#### TASK
Tally the lines of the data that include the word "psychological" and state the total, nothing else.

#### DATA SUPPLIED
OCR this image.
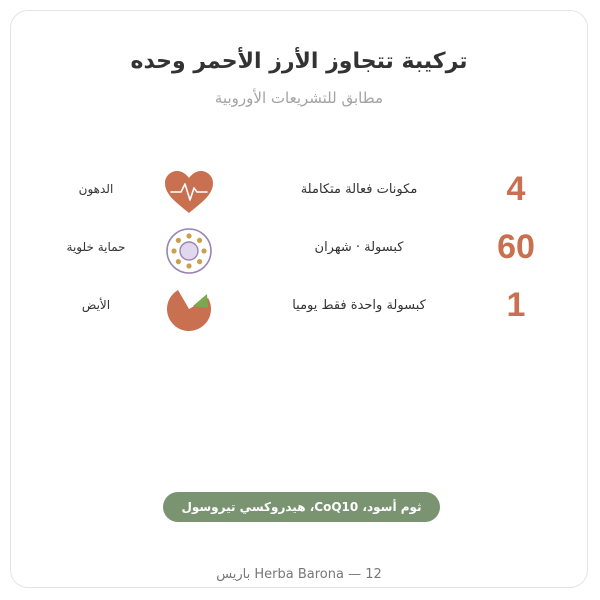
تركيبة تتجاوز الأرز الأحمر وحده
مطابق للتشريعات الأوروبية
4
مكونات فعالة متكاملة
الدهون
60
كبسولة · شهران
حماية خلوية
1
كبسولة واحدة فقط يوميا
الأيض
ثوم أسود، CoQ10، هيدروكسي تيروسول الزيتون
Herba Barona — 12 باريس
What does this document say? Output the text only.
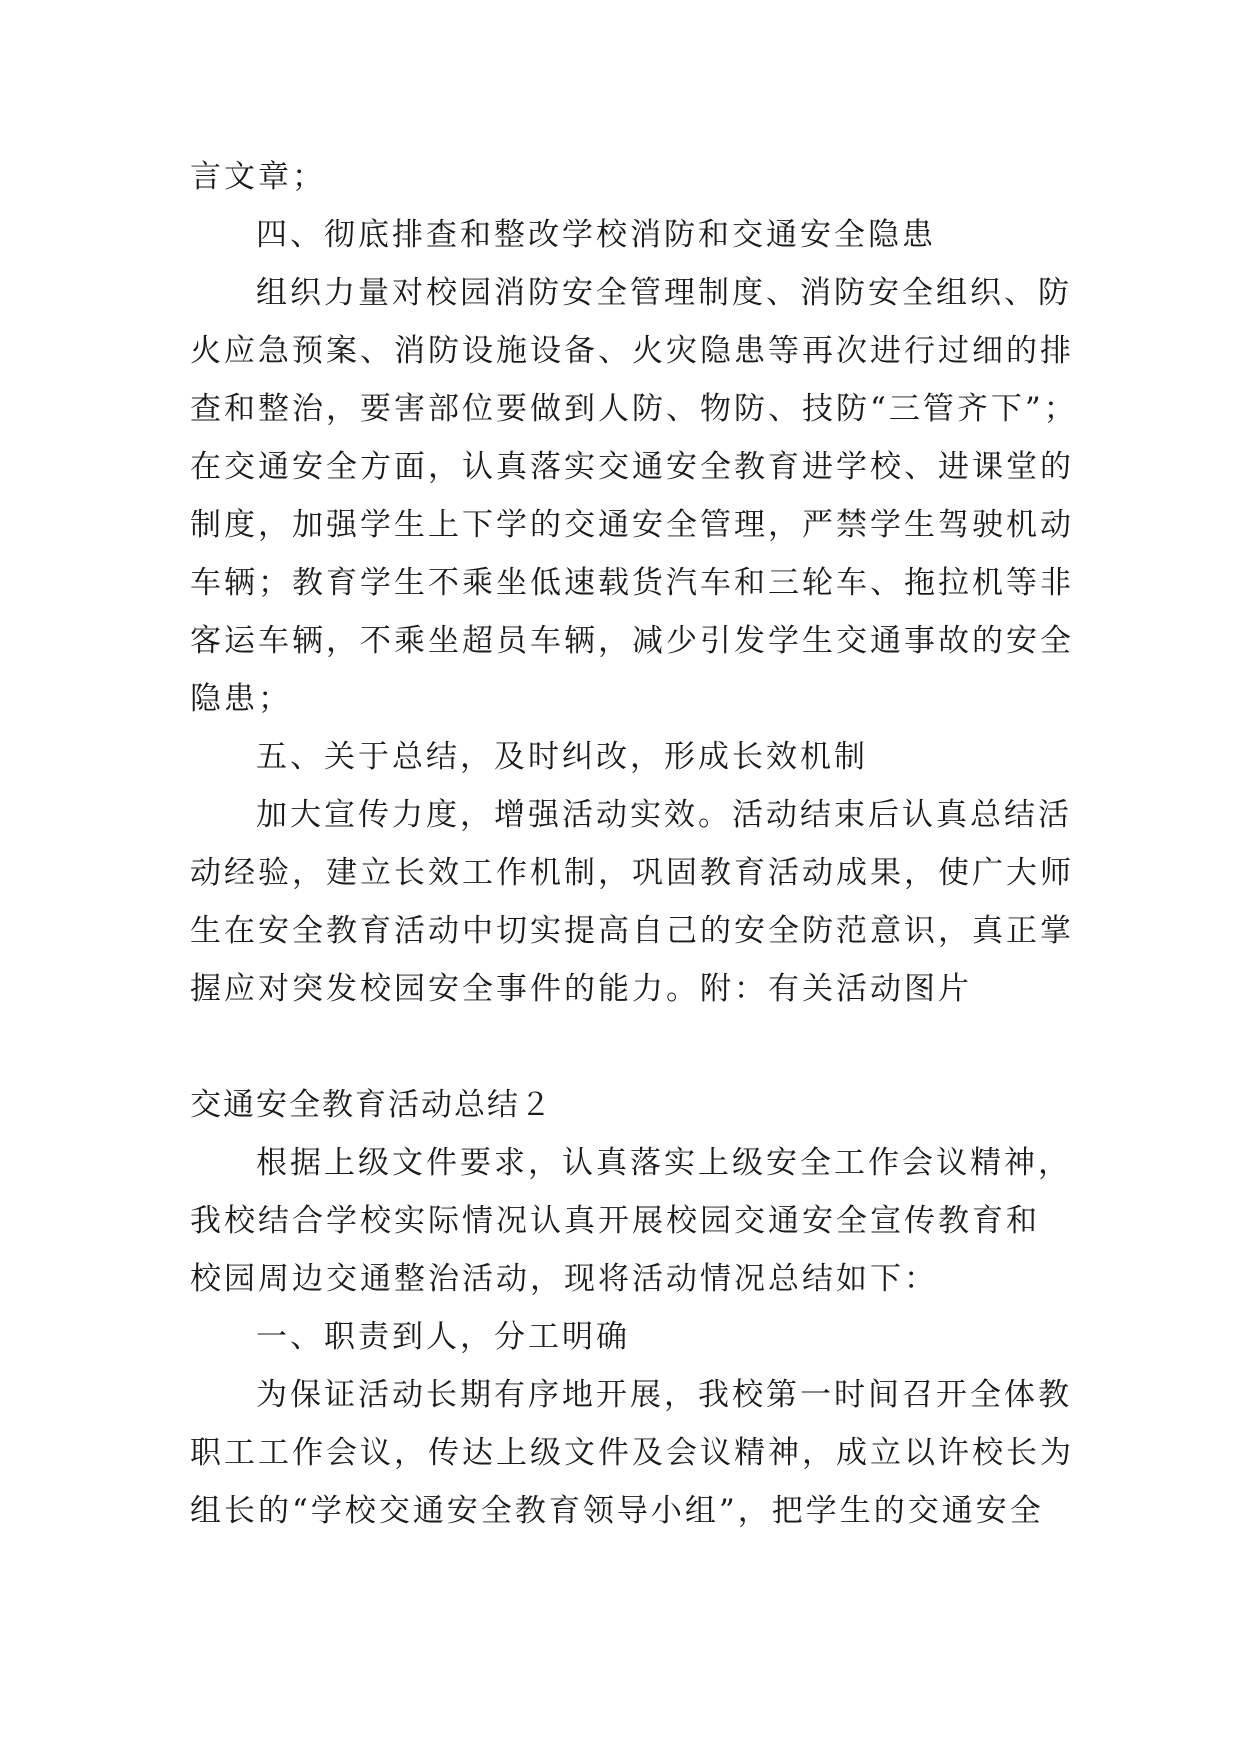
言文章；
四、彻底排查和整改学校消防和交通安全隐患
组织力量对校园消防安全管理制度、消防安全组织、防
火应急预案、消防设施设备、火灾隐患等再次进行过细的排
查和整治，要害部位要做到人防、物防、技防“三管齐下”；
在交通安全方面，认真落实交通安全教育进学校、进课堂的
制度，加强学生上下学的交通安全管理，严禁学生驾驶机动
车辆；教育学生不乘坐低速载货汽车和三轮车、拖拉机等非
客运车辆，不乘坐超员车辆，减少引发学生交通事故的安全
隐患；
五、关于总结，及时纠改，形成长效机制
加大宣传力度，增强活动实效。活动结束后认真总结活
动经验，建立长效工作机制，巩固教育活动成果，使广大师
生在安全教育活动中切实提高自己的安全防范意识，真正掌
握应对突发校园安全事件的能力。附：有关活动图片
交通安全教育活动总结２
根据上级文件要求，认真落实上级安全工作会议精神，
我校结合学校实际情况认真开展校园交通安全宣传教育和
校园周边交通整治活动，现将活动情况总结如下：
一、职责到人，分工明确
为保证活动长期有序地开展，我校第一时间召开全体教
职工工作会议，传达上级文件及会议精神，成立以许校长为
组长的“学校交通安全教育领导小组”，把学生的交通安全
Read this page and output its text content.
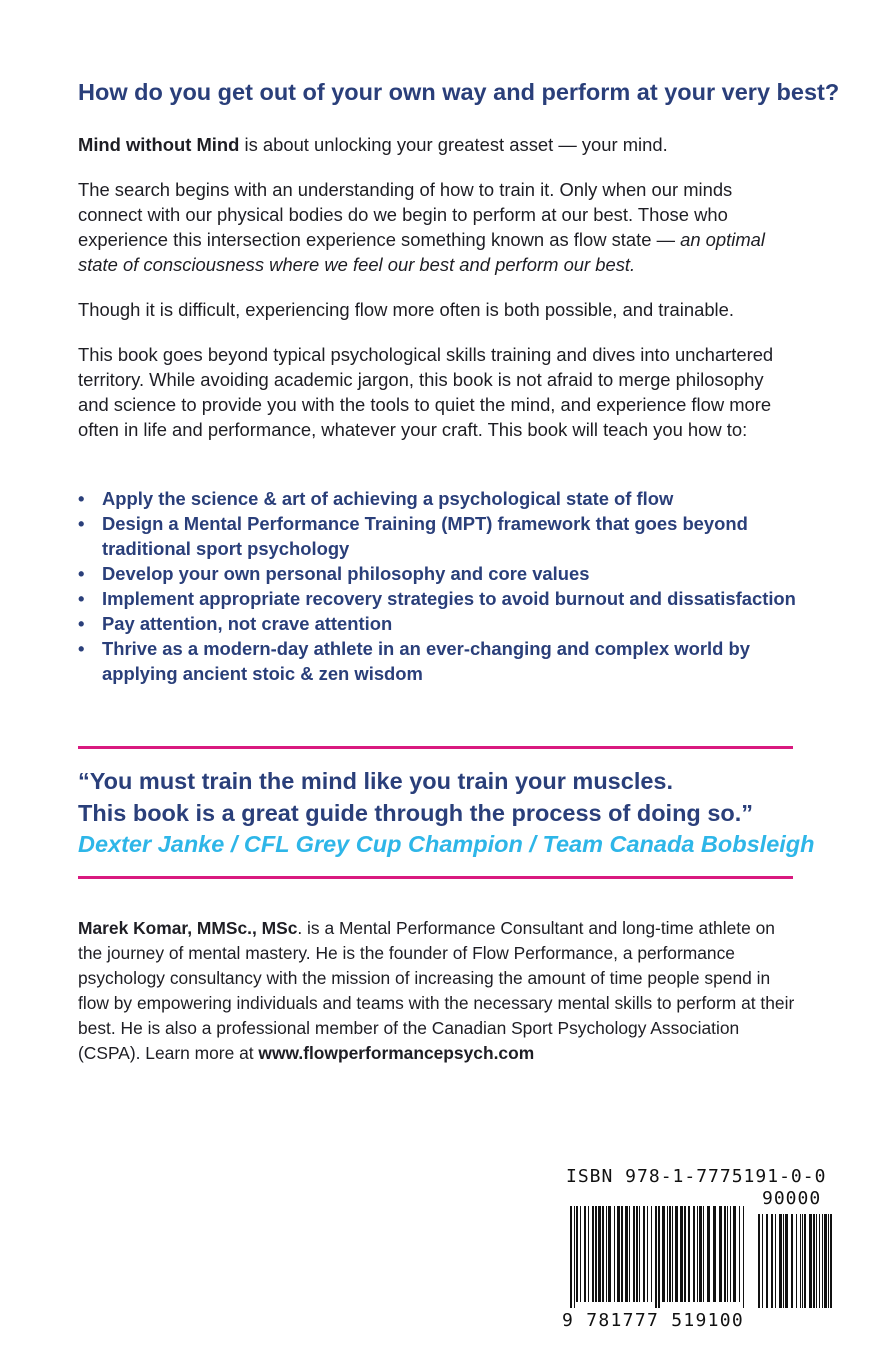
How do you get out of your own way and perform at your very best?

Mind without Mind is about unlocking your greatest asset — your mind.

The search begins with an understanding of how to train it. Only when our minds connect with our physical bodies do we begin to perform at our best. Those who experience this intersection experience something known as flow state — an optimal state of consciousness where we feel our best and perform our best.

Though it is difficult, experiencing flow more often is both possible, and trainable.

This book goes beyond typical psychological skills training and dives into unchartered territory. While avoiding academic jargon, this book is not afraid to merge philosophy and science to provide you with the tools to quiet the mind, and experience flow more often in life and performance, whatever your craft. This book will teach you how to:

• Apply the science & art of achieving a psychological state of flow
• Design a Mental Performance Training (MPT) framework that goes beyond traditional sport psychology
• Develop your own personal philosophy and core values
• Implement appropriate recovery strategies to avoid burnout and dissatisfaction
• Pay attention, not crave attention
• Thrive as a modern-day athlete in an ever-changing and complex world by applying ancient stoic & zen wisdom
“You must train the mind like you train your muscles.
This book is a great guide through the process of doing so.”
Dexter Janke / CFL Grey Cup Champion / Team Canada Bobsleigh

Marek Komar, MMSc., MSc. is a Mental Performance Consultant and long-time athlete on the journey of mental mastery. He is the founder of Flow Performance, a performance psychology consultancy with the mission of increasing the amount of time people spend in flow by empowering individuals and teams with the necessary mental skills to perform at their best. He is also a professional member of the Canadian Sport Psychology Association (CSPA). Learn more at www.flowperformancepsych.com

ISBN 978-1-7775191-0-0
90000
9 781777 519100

#### EXERCISE ANSWER
2